§ **What to work on**
Copy out all lines that carry the word "Owner".

§ **Excerpted data**
.....
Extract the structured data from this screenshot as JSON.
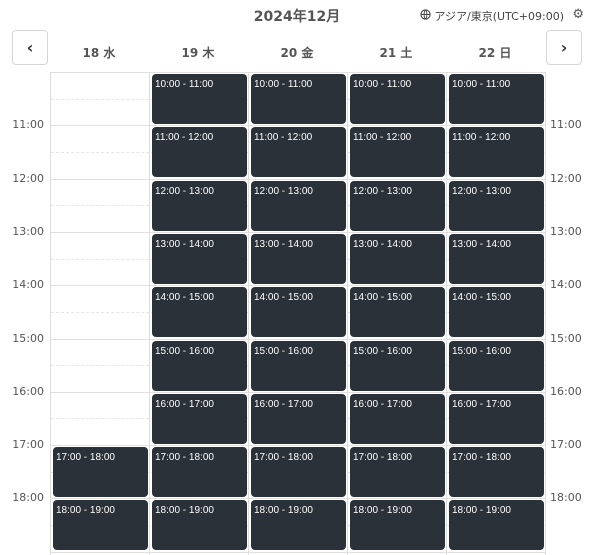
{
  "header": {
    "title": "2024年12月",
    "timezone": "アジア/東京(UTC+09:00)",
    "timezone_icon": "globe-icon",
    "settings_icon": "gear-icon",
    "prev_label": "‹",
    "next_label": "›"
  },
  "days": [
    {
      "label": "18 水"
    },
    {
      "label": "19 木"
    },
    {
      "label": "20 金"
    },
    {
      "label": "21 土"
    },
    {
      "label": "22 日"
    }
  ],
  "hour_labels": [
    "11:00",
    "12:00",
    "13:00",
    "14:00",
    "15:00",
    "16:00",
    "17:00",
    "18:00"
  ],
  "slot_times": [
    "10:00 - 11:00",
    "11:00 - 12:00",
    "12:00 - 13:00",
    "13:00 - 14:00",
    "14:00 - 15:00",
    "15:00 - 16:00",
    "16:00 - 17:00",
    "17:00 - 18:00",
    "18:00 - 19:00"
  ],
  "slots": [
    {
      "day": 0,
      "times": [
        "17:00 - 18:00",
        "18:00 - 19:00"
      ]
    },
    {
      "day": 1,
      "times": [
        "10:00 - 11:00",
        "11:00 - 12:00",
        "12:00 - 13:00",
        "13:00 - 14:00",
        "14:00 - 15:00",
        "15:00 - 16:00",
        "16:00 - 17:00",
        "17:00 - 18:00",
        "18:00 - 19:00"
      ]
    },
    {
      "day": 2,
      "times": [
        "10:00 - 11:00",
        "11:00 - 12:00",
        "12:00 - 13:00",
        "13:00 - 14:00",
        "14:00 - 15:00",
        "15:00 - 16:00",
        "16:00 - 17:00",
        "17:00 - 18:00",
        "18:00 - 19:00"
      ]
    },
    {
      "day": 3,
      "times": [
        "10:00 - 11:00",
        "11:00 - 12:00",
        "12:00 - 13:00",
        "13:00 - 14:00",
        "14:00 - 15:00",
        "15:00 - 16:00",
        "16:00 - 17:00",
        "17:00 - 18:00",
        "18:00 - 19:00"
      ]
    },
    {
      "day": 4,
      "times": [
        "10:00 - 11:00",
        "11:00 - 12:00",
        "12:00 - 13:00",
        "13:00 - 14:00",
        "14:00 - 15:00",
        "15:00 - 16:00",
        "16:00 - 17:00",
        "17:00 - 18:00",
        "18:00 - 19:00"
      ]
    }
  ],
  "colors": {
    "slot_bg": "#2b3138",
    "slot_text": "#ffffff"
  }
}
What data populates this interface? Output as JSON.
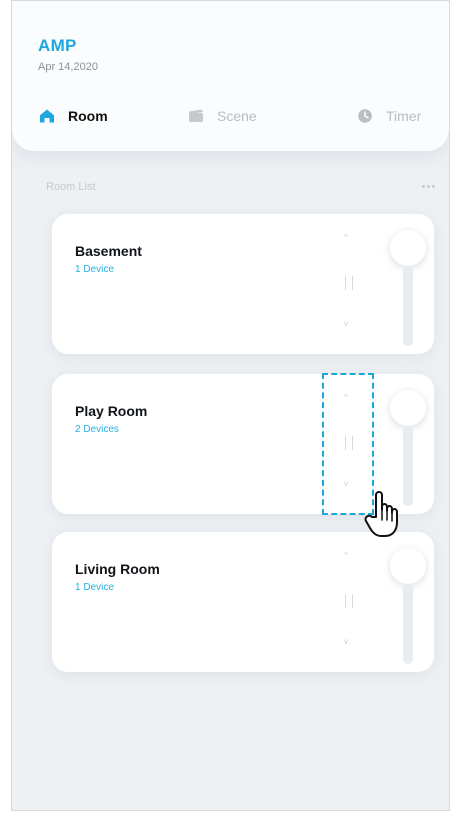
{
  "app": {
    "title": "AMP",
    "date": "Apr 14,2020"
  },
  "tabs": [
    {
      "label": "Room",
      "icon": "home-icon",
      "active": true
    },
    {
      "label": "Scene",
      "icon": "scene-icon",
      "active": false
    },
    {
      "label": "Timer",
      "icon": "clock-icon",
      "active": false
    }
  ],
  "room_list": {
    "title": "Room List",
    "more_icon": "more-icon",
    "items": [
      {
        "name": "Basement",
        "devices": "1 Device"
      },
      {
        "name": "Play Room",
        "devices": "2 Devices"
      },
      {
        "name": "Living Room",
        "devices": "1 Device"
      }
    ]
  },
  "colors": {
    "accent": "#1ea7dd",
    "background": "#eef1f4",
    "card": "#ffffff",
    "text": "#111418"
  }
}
.....
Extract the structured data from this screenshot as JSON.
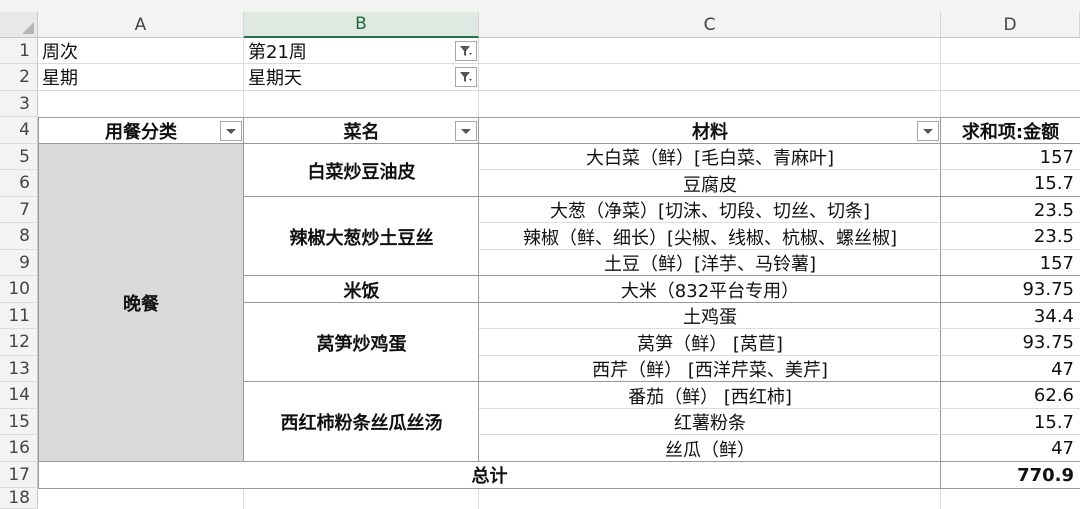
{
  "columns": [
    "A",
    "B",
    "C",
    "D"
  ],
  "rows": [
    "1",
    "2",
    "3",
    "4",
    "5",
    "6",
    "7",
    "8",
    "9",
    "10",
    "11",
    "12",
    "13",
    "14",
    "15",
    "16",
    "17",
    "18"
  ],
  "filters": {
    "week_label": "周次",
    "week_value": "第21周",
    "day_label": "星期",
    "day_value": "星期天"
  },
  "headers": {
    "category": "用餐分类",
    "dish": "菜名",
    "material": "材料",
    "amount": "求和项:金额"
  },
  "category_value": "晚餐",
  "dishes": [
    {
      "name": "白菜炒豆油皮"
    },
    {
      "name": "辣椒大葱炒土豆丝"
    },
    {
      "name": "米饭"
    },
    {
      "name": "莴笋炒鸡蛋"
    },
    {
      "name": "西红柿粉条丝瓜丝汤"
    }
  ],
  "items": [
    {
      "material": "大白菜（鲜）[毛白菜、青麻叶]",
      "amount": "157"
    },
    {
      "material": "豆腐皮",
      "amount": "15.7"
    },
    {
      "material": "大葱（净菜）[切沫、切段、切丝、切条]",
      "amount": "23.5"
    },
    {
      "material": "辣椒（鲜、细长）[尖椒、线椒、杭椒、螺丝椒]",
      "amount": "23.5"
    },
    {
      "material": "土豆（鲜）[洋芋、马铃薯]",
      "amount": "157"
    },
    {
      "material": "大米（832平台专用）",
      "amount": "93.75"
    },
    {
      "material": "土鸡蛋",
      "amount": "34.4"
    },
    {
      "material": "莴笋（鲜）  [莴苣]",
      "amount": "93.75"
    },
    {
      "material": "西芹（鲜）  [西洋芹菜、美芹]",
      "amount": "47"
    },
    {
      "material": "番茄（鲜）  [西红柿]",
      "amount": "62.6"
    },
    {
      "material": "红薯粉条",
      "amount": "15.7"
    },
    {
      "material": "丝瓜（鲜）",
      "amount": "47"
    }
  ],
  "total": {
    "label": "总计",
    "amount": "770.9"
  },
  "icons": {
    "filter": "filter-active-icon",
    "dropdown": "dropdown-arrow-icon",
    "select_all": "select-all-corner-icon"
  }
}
.....
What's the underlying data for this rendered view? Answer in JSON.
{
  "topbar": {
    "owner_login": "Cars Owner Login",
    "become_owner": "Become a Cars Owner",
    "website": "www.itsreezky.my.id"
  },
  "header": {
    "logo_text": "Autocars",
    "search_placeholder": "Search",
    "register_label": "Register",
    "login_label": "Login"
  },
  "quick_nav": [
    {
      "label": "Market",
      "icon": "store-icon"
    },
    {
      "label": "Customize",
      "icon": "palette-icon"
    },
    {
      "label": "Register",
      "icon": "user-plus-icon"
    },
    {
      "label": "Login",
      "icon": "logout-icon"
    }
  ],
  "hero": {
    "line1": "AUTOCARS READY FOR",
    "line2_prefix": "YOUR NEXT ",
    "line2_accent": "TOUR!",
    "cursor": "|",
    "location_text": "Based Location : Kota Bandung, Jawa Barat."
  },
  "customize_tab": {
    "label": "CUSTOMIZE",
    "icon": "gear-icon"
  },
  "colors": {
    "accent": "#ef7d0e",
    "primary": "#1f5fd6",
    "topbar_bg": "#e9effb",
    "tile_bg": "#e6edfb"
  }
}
.....
§ **Response to this exercise**
    "owner_login": "Cars Owner Login",
    "become_owner": "Become a Cars Owner",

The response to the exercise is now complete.